> **GIVEN INSTRUCTION**
Filter the listing below, copying every line in which the word "image" appears.

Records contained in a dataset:
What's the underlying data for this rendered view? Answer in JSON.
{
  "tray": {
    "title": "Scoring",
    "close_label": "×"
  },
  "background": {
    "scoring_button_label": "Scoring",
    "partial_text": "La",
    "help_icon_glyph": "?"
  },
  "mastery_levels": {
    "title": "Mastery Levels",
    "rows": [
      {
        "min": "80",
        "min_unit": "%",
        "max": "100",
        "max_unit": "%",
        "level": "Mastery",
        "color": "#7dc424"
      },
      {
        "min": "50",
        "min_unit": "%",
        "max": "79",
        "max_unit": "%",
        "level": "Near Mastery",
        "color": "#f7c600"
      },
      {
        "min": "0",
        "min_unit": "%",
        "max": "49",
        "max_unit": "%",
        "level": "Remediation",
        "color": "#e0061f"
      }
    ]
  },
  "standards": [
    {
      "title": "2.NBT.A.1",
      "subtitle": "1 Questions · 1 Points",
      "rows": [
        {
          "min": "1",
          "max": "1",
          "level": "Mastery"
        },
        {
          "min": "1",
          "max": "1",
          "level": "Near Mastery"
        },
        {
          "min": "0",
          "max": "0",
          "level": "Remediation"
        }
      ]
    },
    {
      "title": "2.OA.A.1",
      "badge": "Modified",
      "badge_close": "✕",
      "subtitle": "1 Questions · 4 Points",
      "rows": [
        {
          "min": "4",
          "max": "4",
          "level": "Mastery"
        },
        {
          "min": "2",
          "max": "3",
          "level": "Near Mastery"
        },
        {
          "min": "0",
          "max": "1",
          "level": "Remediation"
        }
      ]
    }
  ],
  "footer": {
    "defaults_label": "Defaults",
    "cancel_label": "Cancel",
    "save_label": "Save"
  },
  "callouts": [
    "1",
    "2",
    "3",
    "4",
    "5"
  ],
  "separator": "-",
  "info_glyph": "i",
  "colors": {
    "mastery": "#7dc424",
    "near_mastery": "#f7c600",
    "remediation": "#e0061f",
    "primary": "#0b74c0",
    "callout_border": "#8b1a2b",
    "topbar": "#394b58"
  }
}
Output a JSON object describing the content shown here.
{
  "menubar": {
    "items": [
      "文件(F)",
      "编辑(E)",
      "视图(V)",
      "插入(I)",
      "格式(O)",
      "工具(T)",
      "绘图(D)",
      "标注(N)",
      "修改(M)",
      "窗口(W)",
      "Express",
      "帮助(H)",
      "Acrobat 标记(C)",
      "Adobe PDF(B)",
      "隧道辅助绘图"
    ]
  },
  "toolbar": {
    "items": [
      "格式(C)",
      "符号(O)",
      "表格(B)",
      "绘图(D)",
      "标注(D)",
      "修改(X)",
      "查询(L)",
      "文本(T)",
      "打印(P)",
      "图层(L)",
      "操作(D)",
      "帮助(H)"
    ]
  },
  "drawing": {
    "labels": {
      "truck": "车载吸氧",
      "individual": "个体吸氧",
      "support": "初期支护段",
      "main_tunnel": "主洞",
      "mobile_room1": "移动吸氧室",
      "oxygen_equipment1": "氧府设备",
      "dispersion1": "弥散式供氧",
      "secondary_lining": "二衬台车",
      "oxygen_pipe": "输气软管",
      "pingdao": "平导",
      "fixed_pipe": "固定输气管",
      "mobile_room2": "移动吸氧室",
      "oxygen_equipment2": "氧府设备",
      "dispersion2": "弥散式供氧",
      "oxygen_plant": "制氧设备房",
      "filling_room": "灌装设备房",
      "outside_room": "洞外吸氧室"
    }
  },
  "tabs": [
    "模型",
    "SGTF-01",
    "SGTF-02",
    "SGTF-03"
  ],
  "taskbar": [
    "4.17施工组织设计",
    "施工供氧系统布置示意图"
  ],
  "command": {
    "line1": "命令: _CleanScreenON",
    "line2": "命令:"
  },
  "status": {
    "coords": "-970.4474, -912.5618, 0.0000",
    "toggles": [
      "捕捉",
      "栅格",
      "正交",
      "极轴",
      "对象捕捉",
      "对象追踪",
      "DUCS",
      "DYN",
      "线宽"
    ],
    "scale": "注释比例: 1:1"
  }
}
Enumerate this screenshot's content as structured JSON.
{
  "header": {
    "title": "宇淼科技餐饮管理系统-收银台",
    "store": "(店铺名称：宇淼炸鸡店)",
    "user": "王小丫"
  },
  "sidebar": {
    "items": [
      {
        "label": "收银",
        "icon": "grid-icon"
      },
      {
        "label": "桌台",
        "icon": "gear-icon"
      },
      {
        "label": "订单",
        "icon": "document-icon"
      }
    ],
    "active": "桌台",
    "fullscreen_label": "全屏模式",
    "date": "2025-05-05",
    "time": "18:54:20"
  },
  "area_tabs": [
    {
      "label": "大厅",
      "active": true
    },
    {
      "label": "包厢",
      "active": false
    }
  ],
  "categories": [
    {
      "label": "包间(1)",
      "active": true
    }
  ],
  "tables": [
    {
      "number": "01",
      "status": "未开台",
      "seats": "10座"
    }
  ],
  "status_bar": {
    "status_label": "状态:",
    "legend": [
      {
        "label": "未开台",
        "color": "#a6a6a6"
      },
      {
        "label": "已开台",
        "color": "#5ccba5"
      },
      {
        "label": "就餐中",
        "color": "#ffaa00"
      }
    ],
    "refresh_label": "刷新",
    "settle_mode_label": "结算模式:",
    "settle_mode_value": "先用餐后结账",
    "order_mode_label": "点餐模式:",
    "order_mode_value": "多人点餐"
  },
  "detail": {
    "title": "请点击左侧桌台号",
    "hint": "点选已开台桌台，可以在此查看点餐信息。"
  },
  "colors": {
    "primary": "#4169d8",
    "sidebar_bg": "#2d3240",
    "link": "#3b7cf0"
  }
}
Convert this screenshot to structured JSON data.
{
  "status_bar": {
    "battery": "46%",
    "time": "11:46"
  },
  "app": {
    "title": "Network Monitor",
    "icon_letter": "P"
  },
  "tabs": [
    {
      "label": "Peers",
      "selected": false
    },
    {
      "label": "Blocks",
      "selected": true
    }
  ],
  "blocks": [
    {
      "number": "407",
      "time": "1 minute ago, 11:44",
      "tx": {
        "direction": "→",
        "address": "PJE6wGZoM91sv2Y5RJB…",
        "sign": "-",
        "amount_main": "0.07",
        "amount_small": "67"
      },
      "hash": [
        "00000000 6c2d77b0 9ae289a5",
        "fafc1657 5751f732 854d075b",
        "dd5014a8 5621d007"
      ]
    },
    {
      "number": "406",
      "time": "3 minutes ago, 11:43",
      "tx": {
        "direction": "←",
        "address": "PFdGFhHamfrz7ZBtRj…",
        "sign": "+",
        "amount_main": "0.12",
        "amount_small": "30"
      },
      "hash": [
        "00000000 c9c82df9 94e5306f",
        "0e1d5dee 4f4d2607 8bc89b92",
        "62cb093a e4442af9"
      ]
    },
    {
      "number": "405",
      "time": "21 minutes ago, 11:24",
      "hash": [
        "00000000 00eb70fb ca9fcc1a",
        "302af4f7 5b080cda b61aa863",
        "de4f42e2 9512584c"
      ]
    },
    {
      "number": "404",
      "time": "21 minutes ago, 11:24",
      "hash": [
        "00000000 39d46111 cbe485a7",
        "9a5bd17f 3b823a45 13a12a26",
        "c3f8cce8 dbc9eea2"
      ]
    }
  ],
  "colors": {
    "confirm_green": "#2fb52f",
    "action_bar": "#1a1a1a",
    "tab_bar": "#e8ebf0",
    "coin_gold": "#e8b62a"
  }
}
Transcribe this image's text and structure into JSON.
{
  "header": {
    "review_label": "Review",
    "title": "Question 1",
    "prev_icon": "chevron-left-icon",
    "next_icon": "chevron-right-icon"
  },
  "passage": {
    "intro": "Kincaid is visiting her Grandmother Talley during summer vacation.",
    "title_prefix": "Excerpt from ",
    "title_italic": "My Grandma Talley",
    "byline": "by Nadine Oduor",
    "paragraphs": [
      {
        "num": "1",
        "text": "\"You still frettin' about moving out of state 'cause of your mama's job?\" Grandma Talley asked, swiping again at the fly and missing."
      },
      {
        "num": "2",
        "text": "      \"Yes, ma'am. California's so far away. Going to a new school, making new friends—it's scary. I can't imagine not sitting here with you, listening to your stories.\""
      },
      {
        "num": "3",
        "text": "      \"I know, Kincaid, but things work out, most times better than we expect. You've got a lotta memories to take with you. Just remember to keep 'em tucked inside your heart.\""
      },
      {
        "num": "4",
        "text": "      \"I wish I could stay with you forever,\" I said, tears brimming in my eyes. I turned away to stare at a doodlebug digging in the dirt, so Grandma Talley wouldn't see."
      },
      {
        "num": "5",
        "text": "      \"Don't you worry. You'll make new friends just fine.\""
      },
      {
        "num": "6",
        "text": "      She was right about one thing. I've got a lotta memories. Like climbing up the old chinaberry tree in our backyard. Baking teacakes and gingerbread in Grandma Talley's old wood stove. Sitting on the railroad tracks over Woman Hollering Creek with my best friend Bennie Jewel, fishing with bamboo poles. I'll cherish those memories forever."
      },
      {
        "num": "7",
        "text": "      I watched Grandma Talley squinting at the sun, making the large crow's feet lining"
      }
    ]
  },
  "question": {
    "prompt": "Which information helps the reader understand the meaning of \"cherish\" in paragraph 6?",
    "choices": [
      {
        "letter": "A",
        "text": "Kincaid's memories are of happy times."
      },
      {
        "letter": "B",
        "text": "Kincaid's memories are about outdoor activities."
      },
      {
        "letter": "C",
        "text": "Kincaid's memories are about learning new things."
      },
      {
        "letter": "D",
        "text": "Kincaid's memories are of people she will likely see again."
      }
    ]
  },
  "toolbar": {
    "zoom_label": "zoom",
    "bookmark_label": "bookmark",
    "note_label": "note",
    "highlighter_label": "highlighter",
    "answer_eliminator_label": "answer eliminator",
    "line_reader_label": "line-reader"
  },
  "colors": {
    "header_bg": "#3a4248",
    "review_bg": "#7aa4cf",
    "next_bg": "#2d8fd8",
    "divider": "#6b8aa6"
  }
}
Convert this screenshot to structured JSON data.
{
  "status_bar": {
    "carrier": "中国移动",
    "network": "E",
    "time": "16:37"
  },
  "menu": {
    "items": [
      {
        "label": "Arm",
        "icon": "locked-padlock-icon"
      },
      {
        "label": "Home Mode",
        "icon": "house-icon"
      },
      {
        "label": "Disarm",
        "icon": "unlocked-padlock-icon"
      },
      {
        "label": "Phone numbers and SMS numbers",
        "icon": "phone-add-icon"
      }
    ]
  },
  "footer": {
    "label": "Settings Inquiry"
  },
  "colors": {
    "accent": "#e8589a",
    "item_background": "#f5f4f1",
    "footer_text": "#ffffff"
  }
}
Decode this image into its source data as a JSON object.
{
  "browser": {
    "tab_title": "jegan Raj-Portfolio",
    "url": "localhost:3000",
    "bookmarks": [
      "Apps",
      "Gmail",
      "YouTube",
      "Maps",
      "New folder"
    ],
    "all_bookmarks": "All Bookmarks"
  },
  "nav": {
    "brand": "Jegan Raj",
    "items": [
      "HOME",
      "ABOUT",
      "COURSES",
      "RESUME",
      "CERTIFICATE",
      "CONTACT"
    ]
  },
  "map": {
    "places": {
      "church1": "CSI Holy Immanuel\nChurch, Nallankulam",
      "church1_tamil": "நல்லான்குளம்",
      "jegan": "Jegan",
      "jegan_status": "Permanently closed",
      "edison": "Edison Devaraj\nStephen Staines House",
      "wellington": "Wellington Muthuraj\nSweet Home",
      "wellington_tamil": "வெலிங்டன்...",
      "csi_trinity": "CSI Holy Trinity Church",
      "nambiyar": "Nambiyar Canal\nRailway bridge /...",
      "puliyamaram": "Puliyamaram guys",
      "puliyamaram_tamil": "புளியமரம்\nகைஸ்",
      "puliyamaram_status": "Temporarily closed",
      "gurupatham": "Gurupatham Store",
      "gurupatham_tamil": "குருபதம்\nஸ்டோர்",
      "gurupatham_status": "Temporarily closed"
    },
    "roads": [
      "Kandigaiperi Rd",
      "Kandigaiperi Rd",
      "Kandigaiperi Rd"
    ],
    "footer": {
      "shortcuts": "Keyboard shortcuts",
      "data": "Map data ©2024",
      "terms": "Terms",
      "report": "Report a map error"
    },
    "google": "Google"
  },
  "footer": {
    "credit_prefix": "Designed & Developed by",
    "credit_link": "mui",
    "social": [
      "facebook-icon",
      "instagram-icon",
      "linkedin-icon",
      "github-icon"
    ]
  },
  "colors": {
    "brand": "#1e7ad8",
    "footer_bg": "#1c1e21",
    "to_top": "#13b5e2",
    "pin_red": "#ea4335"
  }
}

> **RESULT**
Transcribe this image's text and structure into JSON.
Decode this image into its source data as a JSON object.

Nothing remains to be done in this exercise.